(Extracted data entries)
——

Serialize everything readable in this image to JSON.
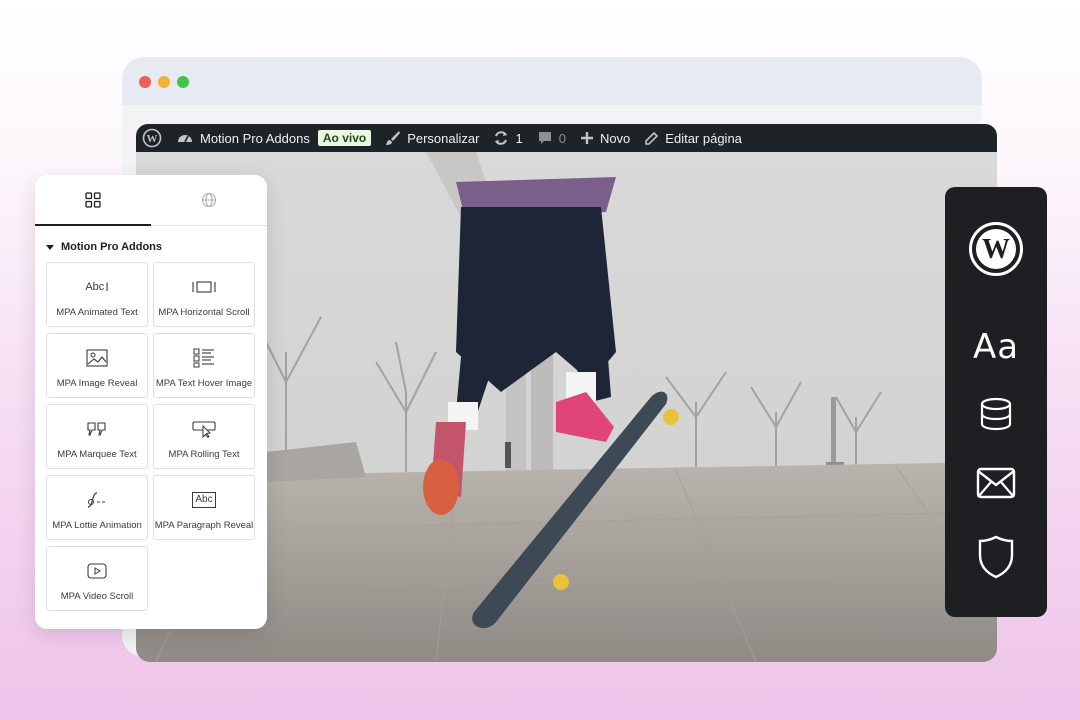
{
  "admin_bar": {
    "site_name": "Motion Pro Addons",
    "live_badge": "Ao vivo",
    "customize": "Personalizar",
    "updates_count": "1",
    "comments_count": "0",
    "new": "Novo",
    "edit_page": "Editar página"
  },
  "panel": {
    "section_title": "Motion Pro Addons",
    "widgets": [
      {
        "label": "MPA Animated Text",
        "icon": "text-cursor-icon",
        "glyph": "Abc"
      },
      {
        "label": "MPA Horizontal Scroll",
        "icon": "horizontal-scroll-icon"
      },
      {
        "label": "MPA Image Reveal",
        "icon": "image-icon"
      },
      {
        "label": "MPA Text Hover Image",
        "icon": "list-image-icon"
      },
      {
        "label": "MPA Marquee Text",
        "icon": "quote-icon"
      },
      {
        "label": "MPA Rolling Text",
        "icon": "pointer-box-icon"
      },
      {
        "label": "MPA Lottie Animation",
        "icon": "lottie-icon"
      },
      {
        "label": "MPA Paragraph Reveal",
        "icon": "abc-box-icon",
        "glyph": "Abc"
      },
      {
        "label": "MPA Video Scroll",
        "icon": "play-icon"
      }
    ]
  },
  "sidebar": {
    "icons": [
      "wordpress-icon",
      "typography-icon",
      "database-icon",
      "mail-icon",
      "shield-icon"
    ],
    "typography_glyph": "Aa"
  },
  "colors": {
    "admin_bar": "#1d2327",
    "sidebar": "#1e1f22",
    "live_badge_bg": "#e9f7e4"
  }
}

——

Set down all the data again exactly as above, pictures excluded.

Serialize everything readable in this image to JSON.
{
  "admin_bar": {
    "site_name": "Motion Pro Addons",
    "live_badge": "Ao vivo",
    "customize": "Personalizar",
    "updates_count": "1",
    "comments_count": "0",
    "new": "Novo",
    "edit_page": "Editar página"
  },
  "panel": {
    "section_title": "Motion Pro Addons",
    "widgets": [
      {
        "label": "MPA Animated Text",
        "icon": "text-cursor-icon",
        "glyph": "Abc"
      },
      {
        "label": "MPA Horizontal Scroll",
        "icon": "horizontal-scroll-icon"
      },
      {
        "label": "MPA Image Reveal",
        "icon": "image-icon"
      },
      {
        "label": "MPA Text Hover Image",
        "icon": "list-image-icon"
      },
      {
        "label": "MPA Marquee Text",
        "icon": "quote-icon"
      },
      {
        "label": "MPA Rolling Text",
        "icon": "pointer-box-icon"
      },
      {
        "label": "MPA Lottie Animation",
        "icon": "lottie-icon"
      },
      {
        "label": "MPA Paragraph Reveal",
        "icon": "abc-box-icon",
        "glyph": "Abc"
      },
      {
        "label": "MPA Video Scroll",
        "icon": "play-icon"
      }
    ]
  },
  "sidebar": {
    "icons": [
      "wordpress-icon",
      "typography-icon",
      "database-icon",
      "mail-icon",
      "shield-icon"
    ],
    "typography_glyph": "Aa"
  },
  "colors": {
    "admin_bar": "#1d2327",
    "sidebar": "#1e1f22",
    "live_badge_bg": "#e9f7e4"
  }
}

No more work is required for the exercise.